> _Set problem_: Search the entries below. Return every line that has "những" in it.

(Data records)
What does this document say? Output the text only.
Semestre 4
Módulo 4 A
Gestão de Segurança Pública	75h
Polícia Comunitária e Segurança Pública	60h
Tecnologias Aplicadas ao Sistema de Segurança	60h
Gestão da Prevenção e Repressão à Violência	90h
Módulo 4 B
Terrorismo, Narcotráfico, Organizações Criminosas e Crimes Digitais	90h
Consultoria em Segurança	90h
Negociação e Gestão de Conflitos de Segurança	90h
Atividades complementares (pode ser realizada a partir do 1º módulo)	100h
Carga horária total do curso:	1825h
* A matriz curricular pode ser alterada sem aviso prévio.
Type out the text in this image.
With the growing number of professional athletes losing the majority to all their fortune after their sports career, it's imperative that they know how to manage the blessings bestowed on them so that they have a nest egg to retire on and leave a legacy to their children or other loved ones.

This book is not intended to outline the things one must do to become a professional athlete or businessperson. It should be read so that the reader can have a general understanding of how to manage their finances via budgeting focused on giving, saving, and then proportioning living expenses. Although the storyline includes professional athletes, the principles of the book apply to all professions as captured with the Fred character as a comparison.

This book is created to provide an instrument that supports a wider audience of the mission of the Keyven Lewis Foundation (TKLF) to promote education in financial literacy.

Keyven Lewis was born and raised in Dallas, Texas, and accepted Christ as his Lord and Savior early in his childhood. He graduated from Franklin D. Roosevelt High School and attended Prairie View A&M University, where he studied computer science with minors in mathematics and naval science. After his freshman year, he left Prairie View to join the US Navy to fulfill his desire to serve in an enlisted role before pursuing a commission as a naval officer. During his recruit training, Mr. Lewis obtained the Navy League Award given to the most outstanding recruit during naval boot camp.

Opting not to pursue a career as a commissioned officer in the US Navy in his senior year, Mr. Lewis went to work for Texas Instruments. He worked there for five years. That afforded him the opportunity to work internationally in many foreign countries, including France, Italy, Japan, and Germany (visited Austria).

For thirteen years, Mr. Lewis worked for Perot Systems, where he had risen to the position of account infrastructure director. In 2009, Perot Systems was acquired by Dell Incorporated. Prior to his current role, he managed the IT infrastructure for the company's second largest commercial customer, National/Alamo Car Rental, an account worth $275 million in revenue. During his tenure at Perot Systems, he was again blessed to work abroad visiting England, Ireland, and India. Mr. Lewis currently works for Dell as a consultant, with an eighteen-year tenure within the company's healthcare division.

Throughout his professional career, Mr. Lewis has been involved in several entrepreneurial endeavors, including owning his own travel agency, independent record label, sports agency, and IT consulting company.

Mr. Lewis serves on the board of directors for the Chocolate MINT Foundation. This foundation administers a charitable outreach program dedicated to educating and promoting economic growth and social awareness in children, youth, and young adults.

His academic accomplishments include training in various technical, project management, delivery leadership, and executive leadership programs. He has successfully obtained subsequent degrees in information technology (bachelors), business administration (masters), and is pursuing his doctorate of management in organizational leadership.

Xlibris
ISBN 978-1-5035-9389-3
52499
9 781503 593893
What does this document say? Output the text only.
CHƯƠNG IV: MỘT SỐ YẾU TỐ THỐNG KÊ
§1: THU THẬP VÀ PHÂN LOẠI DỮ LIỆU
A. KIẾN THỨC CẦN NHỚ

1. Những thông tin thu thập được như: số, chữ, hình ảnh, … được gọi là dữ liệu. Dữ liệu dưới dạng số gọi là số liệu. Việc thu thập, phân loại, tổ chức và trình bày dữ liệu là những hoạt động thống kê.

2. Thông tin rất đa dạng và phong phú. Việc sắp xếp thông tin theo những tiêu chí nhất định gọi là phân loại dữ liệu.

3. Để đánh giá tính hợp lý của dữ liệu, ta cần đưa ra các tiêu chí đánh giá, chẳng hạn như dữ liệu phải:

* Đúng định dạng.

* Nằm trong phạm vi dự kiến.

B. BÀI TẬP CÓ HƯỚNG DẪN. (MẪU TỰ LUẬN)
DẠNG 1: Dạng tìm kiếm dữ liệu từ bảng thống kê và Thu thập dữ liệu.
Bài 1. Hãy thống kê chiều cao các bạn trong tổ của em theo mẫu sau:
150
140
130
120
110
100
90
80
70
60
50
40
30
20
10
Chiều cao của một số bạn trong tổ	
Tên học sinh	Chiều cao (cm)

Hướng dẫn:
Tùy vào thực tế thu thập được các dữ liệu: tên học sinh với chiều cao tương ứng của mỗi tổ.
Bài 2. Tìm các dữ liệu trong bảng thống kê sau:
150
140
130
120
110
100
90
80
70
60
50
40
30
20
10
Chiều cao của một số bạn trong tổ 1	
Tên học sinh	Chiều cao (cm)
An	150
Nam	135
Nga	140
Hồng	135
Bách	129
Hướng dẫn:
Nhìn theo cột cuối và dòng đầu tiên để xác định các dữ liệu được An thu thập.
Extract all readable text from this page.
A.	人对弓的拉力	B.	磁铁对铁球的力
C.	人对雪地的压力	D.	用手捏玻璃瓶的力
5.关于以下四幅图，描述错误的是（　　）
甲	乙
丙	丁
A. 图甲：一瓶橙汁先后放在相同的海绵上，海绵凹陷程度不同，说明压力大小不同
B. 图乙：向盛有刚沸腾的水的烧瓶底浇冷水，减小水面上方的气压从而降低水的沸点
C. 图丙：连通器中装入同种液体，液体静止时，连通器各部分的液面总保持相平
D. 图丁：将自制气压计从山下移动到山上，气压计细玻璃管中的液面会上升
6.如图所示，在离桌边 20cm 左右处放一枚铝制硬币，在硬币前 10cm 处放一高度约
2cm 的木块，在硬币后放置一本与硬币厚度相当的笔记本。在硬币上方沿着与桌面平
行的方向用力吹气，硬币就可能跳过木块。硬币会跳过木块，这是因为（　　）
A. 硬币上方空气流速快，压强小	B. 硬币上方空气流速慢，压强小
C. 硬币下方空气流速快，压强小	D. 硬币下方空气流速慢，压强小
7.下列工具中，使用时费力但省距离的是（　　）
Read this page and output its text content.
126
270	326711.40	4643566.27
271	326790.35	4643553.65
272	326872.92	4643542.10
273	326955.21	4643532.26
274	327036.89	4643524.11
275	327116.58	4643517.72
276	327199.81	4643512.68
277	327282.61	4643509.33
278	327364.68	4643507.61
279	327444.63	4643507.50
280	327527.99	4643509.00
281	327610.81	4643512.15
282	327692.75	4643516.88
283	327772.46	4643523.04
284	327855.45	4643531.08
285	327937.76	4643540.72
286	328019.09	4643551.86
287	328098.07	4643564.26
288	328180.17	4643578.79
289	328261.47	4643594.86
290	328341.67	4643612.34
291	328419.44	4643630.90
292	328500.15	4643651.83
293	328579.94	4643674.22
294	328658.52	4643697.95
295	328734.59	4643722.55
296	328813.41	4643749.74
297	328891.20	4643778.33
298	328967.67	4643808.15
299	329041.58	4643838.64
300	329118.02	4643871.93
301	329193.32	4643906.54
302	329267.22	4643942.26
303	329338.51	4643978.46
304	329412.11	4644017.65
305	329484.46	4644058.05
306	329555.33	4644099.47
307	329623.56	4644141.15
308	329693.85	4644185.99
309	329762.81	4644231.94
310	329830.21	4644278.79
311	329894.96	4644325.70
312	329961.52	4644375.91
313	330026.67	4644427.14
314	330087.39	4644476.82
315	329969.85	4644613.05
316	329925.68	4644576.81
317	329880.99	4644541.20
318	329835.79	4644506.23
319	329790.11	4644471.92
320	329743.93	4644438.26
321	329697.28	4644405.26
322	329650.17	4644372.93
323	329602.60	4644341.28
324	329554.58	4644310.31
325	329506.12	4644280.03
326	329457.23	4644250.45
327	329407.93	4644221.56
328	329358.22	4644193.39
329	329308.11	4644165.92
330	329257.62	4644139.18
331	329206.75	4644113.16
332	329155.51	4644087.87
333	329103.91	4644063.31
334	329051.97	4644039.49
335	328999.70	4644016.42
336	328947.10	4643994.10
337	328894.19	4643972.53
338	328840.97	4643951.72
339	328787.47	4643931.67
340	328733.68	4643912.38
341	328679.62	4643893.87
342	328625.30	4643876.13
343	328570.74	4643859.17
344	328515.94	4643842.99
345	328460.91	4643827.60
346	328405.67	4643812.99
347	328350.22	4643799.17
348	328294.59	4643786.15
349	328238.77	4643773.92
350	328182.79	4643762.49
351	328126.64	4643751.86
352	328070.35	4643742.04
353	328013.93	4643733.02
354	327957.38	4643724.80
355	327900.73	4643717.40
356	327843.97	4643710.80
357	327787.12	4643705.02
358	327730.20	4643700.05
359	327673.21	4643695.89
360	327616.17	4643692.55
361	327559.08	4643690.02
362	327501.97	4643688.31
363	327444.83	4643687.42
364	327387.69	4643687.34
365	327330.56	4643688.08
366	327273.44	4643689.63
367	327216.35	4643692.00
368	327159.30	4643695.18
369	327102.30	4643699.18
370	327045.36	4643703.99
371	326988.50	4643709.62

> _Complete response_:
1. Những thông tin thu thập được như: số, chữ, hình ảnh, … được gọi là dữ liệu. Dữ liệu dưới dạng số gọi là số liệu. Việc thu thập, phân loại, tổ chức và trình bày dữ liệu là những hoạt động thống kê.
2. Thông tin rất đa dạng và phong phú. Việc sắp xếp thông tin theo những tiêu chí nhất định gọi là phân loại dữ liệu.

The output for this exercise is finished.